### [TASK DETAILS]
Skip the pictures. Repeat everything else in the records word for word.

%%

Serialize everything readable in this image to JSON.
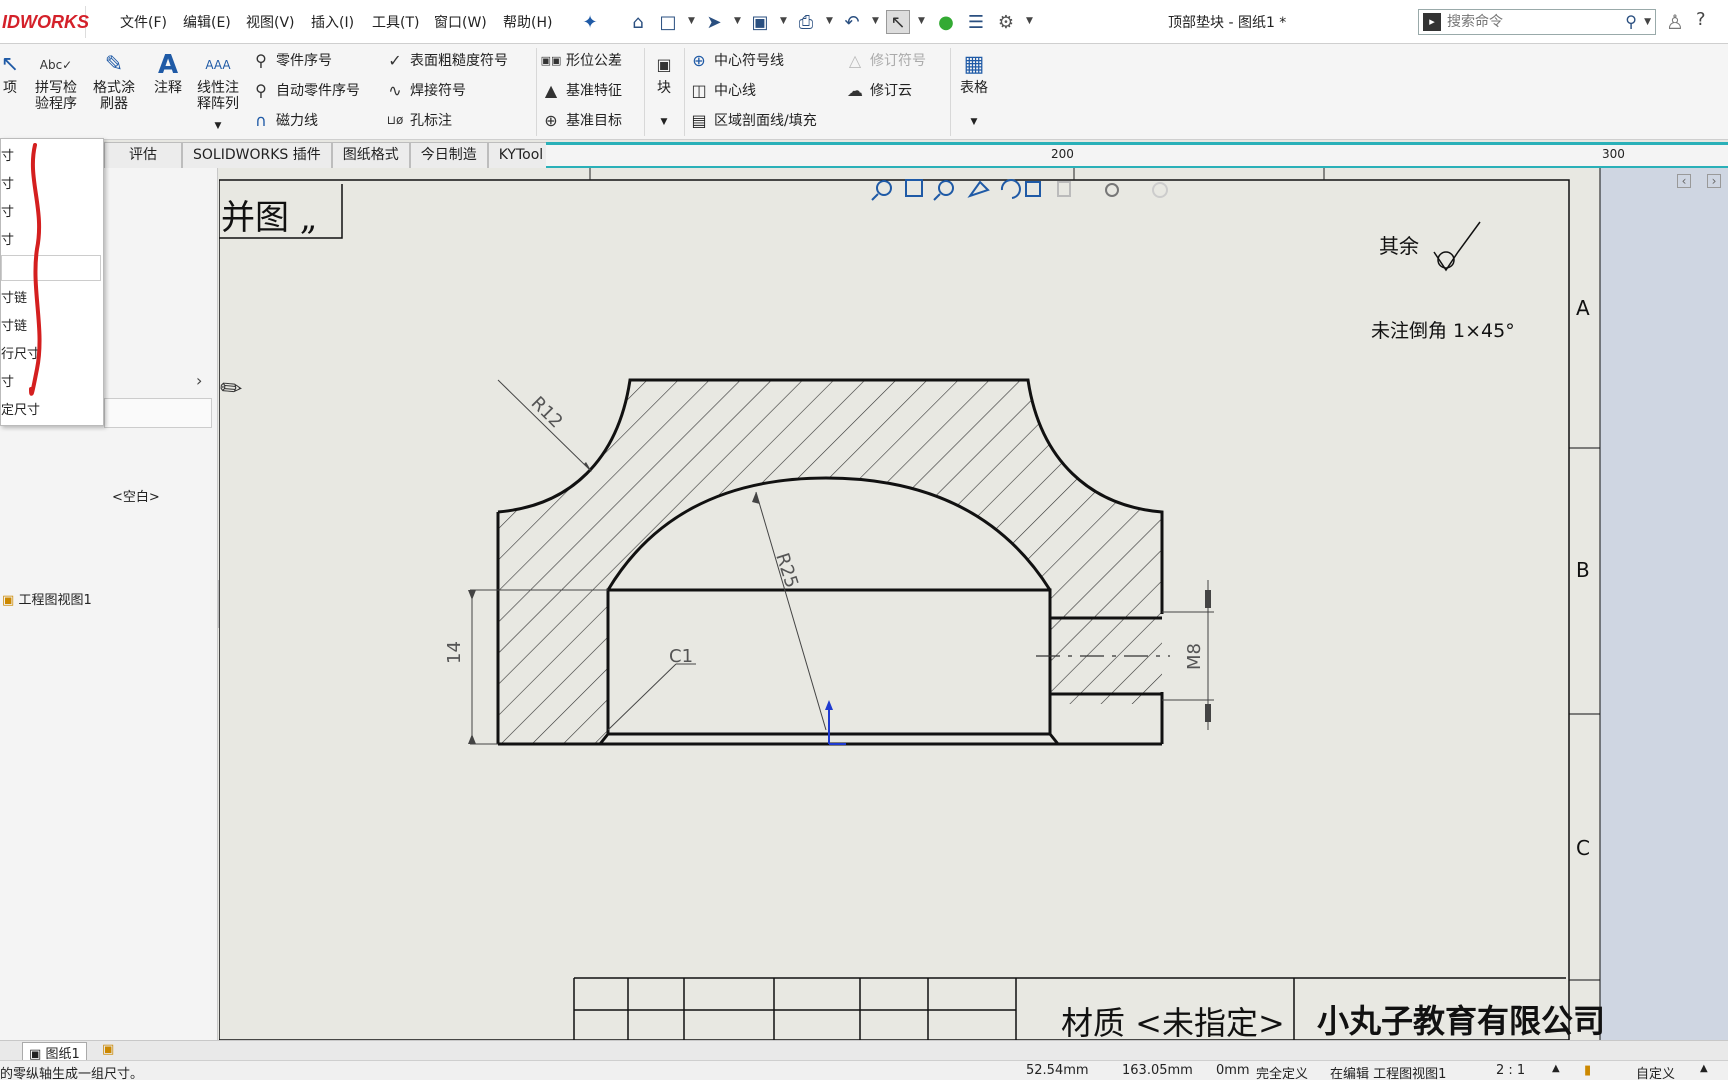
{
  "app": {
    "logo_text": "IDWORKS",
    "document_title": "顶部垫块 - 图纸1 *"
  },
  "menu": [
    "文件(F)",
    "编辑(E)",
    "视图(V)",
    "插入(I)",
    "工具(T)",
    "窗口(W)",
    "帮助(H)"
  ],
  "search": {
    "placeholder": "搜索命令"
  },
  "ribbon": {
    "cut_item": "项",
    "spell_check": [
      "拼写检",
      "验程序"
    ],
    "format_painter": [
      "格式涂",
      "刷器"
    ],
    "note": "注释",
    "linear_note_pattern": [
      "线性注",
      "释阵列"
    ],
    "balloon": "零件序号",
    "auto_balloon": "自动零件序号",
    "magnetic_line": "磁力线",
    "surface_finish": "表面粗糙度符号",
    "weld_symbol": "焊接符号",
    "hole_callout": "孔标注",
    "geometric_tolerance": "形位公差",
    "datum_feature": "基准特征",
    "datum_target": "基准目标",
    "block": "块",
    "center_mark": "中心符号线",
    "centerline": "中心线",
    "area_hatch": "区域剖面线/填充",
    "revision_symbol": "修订符号",
    "revision_cloud": "修订云",
    "table": "表格"
  },
  "tabs": [
    "评估",
    "SOLIDWORKS 插件",
    "图纸格式",
    "今日制造",
    "KYTool"
  ],
  "ruler": {
    "label_200": "200",
    "label_300": "300"
  },
  "left_panel": {
    "popup_items": [
      "寸",
      "寸",
      "寸",
      "寸",
      "",
      "寸链",
      "寸链",
      "行尺寸",
      "寸",
      "定尺寸"
    ],
    "empty_value": "<空白>",
    "tree_item": "工程图视图1"
  },
  "drawing": {
    "title_fragment": "并图 „",
    "surface_note": "其余",
    "chamfer_note": "未注倒角   1×45°",
    "dim_r12": "R12",
    "dim_r25": "R25",
    "dim_c1": "C1",
    "dim_14": "14",
    "dim_m8": "M8",
    "zone_a": "A",
    "zone_b": "B",
    "zone_c": "C",
    "material": "材质 <未指定>",
    "company": "小丸子教育有限公司"
  },
  "sheet_tabs": [
    "图纸1"
  ],
  "status": {
    "hint": "的零纵轴生成一组尺寸。",
    "x": "52.54mm",
    "y": "163.05mm",
    "z": "0mm",
    "state": "完全定义",
    "editing": "在编辑 工程图视图1",
    "scale": "2 : 1",
    "custom": "自定义"
  }
}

%%

### [THE OUTPUT]
Serialize everything readable in this image to JSON.
{
  "app": {
    "logo_text": "IDWORKS",
    "document_title": "顶部垫块 - 图纸1 *"
  },
  "menu": [
    "文件(F)",
    "编辑(E)",
    "视图(V)",
    "插入(I)",
    "工具(T)",
    "窗口(W)",
    "帮助(H)"
  ],
  "search": {
    "placeholder": "搜索命令"
  },
  "ribbon": {
    "cut_item": "项",
    "spell_check": [
      "拼写检",
      "验程序"
    ],
    "format_painter": [
      "格式涂",
      "刷器"
    ],
    "note": "注释",
    "linear_note_pattern": [
      "线性注",
      "释阵列"
    ],
    "balloon": "零件序号",
    "auto_balloon": "自动零件序号",
    "magnetic_line": "磁力线",
    "surface_finish": "表面粗糙度符号",
    "weld_symbol": "焊接符号",
    "hole_callout": "孔标注",
    "geometric_tolerance": "形位公差",
    "datum_feature": "基准特征",
    "datum_target": "基准目标",
    "block": "块",
    "center_mark": "中心符号线",
    "centerline": "中心线",
    "area_hatch": "区域剖面线/填充",
    "revision_symbol": "修订符号",
    "revision_cloud": "修订云",
    "table": "表格"
  },
  "tabs": [
    "评估",
    "SOLIDWORKS 插件",
    "图纸格式",
    "今日制造",
    "KYTool"
  ],
  "ruler": {
    "label_200": "200",
    "label_300": "300"
  },
  "left_panel": {
    "popup_items": [
      "寸",
      "寸",
      "寸",
      "寸",
      "",
      "寸链",
      "寸链",
      "行尺寸",
      "寸",
      "定尺寸"
    ],
    "empty_value": "<空白>",
    "tree_item": "工程图视图1"
  },
  "drawing": {
    "title_fragment": "并图 „",
    "surface_note": "其余",
    "chamfer_note": "未注倒角   1×45°",
    "dim_r12": "R12",
    "dim_r25": "R25",
    "dim_c1": "C1",
    "dim_14": "14",
    "dim_m8": "M8",
    "zone_a": "A",
    "zone_b": "B",
    "zone_c": "C",
    "material": "材质 <未指定>",
    "company": "小丸子教育有限公司"
  },
  "sheet_tabs": [
    "图纸1"
  ],
  "status": {
    "hint": "的零纵轴生成一组尺寸。",
    "x": "52.54mm",
    "y": "163.05mm",
    "z": "0mm",
    "state": "完全定义",
    "editing": "在编辑 工程图视图1",
    "scale": "2 : 1",
    "custom": "自定义"
  }
}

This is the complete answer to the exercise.